- Dataset:
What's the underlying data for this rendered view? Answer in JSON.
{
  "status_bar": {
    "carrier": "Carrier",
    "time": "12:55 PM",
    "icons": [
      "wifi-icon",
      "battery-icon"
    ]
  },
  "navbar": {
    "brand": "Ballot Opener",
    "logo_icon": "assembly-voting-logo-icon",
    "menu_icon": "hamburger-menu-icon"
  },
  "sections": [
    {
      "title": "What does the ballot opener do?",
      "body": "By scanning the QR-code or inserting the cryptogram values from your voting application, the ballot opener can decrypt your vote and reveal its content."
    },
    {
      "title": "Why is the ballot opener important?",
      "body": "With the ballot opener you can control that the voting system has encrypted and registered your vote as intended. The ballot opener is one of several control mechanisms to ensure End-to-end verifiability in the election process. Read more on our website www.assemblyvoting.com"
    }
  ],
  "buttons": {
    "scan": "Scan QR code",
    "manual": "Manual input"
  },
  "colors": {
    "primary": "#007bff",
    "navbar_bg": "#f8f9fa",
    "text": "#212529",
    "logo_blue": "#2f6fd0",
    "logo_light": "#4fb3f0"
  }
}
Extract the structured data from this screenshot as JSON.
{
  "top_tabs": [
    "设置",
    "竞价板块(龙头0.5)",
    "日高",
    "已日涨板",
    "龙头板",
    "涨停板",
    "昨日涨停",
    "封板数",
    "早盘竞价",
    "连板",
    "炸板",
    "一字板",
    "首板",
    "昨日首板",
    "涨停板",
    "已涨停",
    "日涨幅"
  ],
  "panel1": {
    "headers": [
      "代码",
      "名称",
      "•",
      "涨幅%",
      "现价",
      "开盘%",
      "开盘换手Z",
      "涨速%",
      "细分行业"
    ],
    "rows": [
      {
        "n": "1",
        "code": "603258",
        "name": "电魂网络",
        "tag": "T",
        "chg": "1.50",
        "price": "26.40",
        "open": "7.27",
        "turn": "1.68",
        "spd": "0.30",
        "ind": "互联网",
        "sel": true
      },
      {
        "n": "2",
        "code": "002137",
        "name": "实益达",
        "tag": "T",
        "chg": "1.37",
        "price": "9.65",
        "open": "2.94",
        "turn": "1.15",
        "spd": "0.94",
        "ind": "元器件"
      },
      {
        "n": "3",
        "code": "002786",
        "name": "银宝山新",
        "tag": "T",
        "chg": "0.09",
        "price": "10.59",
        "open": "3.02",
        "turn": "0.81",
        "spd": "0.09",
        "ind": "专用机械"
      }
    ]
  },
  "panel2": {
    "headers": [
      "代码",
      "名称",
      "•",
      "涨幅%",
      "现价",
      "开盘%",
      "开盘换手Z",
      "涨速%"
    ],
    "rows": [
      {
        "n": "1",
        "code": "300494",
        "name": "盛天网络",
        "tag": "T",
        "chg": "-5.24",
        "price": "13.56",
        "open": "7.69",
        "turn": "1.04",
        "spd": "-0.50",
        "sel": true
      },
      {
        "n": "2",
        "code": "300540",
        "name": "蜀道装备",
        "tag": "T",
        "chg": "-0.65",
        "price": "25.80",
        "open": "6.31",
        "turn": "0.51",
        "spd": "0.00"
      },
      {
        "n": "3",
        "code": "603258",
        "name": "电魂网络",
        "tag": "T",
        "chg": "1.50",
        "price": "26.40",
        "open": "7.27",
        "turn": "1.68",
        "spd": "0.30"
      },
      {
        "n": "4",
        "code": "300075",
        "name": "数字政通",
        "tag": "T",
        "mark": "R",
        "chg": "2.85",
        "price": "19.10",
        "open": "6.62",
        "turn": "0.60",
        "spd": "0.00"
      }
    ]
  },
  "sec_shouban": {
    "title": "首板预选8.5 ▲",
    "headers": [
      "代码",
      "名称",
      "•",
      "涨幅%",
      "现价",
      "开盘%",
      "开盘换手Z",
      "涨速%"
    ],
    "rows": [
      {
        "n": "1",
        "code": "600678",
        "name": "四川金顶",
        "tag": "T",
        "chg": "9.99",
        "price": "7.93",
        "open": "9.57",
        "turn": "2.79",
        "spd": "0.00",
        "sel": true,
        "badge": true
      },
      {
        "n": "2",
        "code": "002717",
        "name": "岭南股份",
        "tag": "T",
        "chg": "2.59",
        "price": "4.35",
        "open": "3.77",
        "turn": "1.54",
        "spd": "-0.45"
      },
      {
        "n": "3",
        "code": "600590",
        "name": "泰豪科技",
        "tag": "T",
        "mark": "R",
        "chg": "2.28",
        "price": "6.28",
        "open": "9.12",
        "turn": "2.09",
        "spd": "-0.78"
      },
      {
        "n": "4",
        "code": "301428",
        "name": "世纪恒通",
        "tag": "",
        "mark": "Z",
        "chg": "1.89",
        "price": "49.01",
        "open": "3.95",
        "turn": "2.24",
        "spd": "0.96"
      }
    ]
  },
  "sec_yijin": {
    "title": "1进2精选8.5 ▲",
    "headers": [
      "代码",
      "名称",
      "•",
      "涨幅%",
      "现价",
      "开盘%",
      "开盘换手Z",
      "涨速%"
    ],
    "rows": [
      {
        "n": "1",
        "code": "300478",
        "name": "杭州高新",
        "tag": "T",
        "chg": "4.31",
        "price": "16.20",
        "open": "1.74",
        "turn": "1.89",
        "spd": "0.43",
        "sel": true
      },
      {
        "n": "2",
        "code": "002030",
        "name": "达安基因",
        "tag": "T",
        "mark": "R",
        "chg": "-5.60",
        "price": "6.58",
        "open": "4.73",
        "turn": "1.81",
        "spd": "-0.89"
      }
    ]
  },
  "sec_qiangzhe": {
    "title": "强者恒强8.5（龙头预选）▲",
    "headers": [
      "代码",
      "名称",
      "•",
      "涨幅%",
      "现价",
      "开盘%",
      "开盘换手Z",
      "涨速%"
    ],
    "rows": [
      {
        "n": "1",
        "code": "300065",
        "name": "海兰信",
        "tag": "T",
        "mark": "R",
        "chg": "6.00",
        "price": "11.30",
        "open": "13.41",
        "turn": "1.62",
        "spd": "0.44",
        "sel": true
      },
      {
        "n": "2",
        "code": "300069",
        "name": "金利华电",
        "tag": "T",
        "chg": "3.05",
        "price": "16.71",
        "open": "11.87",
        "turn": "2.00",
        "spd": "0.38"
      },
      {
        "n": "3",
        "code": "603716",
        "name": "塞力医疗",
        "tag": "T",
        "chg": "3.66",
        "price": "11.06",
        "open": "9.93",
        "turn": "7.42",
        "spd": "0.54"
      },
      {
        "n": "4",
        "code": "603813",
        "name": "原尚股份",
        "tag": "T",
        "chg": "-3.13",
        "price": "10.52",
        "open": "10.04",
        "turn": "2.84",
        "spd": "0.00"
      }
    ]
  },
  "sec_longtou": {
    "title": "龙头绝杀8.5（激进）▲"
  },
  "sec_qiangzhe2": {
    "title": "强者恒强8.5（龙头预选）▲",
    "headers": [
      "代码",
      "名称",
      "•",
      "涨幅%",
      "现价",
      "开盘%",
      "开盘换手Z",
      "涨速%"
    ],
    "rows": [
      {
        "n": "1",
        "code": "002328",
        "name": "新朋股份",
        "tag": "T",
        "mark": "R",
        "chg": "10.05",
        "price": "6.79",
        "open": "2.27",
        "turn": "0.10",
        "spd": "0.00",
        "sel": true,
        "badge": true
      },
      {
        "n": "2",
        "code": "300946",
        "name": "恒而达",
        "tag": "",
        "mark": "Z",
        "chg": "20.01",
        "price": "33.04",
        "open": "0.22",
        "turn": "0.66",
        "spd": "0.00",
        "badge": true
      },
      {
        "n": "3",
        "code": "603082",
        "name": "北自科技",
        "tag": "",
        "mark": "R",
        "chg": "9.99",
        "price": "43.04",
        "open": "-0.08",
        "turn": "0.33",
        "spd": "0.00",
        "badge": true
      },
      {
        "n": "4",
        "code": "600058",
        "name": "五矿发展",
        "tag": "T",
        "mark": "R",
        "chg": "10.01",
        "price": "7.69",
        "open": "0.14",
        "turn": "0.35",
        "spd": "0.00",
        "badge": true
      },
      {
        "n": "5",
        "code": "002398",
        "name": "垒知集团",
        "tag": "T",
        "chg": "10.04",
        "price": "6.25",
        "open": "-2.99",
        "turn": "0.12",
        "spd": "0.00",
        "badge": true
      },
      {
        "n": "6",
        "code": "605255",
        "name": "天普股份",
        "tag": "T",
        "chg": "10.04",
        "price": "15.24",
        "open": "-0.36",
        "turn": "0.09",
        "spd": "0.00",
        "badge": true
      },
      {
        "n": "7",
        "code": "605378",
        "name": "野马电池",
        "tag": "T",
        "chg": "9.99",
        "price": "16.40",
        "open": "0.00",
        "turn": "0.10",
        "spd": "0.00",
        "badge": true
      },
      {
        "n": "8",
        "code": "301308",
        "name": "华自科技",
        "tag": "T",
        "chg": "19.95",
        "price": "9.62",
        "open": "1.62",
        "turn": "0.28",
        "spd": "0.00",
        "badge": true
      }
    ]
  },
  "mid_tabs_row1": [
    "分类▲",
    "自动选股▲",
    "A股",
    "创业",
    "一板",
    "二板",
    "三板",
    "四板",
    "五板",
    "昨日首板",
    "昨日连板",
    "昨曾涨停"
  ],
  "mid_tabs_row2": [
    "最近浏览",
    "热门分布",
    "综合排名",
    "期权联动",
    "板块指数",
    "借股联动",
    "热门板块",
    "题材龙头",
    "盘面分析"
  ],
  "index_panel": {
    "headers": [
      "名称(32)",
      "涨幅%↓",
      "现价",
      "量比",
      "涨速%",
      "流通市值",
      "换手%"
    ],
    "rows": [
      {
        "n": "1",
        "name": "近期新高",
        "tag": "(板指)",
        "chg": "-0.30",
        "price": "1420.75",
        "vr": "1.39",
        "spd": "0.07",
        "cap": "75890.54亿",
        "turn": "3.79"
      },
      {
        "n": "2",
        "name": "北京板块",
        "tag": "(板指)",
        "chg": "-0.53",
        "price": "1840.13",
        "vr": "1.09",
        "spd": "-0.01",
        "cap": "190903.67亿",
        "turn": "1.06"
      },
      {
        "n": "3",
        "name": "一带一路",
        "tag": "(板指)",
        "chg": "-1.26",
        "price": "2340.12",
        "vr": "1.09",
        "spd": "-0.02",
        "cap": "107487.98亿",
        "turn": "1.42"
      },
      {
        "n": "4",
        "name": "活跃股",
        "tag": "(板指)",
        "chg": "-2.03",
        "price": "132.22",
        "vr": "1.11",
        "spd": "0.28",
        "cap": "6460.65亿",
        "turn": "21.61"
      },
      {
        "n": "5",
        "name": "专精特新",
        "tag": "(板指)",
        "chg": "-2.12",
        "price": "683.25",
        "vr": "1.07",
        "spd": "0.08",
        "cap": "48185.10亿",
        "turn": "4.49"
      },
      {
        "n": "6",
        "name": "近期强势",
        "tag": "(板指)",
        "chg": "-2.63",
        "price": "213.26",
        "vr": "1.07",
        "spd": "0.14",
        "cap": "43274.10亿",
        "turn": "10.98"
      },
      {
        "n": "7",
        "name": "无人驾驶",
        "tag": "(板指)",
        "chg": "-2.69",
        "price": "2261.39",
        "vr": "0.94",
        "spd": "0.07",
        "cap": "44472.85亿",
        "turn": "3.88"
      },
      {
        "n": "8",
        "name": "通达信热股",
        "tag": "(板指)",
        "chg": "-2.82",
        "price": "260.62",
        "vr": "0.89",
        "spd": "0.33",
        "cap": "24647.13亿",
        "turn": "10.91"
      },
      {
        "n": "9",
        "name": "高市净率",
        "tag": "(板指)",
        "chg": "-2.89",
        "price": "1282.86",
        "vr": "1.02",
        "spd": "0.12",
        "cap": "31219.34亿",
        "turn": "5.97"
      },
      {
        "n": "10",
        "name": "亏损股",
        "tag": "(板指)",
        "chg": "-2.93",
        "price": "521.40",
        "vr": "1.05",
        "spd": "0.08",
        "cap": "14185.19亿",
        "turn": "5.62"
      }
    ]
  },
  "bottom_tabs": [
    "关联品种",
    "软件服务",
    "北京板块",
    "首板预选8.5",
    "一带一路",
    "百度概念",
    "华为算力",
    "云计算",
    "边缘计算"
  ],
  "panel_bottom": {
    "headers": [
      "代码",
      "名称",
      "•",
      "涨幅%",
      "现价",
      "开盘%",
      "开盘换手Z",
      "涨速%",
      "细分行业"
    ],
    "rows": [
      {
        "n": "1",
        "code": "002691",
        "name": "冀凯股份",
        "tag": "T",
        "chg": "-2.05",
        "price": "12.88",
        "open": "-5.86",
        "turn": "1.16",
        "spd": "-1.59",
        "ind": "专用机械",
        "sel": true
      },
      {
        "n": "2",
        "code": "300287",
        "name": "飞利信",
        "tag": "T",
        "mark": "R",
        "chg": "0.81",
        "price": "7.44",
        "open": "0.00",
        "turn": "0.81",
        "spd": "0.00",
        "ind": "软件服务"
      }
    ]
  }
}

- What the task asks:
Which lines include the word "from"? List them all.

- Answer:
      "body": "By scanning the QR-code or inserting the cryptogram values from your voting application, the ballot opener can decrypt your vote and reveal its content."
Extract the structured data from this screenshot as JSON.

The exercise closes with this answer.